↓

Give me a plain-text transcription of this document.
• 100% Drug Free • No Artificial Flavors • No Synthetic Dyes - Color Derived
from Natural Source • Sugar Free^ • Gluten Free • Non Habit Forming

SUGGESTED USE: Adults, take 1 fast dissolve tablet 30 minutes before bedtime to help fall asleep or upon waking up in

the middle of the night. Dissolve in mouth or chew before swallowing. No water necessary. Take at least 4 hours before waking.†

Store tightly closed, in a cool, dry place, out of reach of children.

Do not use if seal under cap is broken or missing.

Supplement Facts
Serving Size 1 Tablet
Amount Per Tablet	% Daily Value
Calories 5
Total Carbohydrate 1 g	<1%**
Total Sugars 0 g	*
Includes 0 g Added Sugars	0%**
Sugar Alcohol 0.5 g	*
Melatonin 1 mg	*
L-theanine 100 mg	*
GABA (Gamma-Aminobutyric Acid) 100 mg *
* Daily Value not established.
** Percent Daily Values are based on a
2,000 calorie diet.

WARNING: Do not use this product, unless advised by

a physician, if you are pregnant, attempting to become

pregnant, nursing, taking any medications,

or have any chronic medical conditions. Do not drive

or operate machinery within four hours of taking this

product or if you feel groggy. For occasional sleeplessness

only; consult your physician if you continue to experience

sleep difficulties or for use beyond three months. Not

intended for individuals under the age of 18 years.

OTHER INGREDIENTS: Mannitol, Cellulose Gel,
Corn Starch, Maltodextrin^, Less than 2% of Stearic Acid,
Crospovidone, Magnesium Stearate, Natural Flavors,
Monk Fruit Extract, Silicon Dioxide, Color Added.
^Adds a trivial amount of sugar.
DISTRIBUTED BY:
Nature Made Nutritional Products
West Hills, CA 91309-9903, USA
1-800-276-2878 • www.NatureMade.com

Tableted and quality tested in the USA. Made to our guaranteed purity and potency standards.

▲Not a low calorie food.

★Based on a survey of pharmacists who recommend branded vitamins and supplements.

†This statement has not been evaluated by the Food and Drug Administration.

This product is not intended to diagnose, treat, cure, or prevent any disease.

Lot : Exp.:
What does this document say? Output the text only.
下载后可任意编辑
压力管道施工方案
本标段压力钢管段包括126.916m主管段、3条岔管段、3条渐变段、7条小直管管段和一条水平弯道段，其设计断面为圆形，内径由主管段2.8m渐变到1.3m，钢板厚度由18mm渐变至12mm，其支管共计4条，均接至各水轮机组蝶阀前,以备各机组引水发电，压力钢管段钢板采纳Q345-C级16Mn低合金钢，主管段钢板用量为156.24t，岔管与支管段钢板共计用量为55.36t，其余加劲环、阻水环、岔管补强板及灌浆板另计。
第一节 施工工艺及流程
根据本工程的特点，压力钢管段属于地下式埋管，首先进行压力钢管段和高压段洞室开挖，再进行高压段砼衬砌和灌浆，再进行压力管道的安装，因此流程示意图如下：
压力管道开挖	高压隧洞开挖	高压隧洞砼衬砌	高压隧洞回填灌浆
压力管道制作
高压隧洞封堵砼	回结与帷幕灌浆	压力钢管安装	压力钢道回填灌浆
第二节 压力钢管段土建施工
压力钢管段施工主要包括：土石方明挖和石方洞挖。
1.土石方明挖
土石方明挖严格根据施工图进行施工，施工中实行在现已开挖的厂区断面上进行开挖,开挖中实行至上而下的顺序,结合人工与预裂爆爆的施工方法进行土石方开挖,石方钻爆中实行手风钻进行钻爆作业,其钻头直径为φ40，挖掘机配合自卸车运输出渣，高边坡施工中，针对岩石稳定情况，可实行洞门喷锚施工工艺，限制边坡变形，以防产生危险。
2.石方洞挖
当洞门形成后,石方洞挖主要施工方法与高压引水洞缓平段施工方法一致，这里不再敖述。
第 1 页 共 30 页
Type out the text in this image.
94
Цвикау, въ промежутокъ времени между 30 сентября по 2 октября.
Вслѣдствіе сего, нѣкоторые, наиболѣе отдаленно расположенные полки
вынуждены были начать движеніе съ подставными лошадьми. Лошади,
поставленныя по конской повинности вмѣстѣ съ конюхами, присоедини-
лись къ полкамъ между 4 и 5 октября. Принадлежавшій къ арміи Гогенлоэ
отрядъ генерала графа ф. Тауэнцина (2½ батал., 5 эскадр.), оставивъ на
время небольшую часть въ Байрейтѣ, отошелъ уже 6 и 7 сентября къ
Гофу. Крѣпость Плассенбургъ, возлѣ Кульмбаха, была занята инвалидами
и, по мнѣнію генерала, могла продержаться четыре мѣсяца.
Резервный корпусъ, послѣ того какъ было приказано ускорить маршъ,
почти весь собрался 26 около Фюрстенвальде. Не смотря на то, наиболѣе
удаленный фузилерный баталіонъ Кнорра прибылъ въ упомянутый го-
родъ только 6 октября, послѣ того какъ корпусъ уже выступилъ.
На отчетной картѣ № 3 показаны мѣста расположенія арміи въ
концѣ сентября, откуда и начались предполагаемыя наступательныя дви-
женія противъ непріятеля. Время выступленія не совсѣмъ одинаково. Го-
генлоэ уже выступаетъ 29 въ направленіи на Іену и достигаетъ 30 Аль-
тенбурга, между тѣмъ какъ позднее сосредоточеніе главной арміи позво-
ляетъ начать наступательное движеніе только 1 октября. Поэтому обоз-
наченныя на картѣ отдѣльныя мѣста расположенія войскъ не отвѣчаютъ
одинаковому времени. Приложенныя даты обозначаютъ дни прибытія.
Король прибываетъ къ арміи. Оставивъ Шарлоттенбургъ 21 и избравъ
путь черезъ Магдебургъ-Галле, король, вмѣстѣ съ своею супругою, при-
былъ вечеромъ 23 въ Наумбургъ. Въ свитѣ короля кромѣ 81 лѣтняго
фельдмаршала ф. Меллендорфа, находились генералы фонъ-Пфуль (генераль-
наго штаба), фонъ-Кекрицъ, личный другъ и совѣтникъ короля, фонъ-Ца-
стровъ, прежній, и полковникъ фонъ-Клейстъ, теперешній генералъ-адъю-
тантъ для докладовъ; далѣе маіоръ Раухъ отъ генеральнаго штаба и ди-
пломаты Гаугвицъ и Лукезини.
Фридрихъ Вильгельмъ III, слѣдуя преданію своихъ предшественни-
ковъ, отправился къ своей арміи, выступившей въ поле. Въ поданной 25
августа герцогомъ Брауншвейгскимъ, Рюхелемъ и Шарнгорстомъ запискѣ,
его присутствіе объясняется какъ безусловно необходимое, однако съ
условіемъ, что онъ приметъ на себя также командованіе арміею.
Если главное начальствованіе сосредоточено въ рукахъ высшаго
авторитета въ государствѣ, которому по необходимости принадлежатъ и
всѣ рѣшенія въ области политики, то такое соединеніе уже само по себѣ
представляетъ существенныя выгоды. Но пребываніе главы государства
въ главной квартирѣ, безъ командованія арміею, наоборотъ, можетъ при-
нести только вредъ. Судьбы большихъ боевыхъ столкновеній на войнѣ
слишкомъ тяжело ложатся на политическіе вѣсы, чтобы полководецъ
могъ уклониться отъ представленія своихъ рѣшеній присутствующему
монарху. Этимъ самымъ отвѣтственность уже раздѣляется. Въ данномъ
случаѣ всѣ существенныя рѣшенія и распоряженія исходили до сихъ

↑

* Written exercise *
Find the lines containing "только" and list every one of them.

* Exercise result *
родъ только 6 октября, послѣ того какъ корпусъ уже выступилъ.
ляетъ начать наступательное движеніе только 1 октября. Поэтому обоз-
нести только вредъ. Судьбы большихъ боевыхъ столкновеній на войнѣ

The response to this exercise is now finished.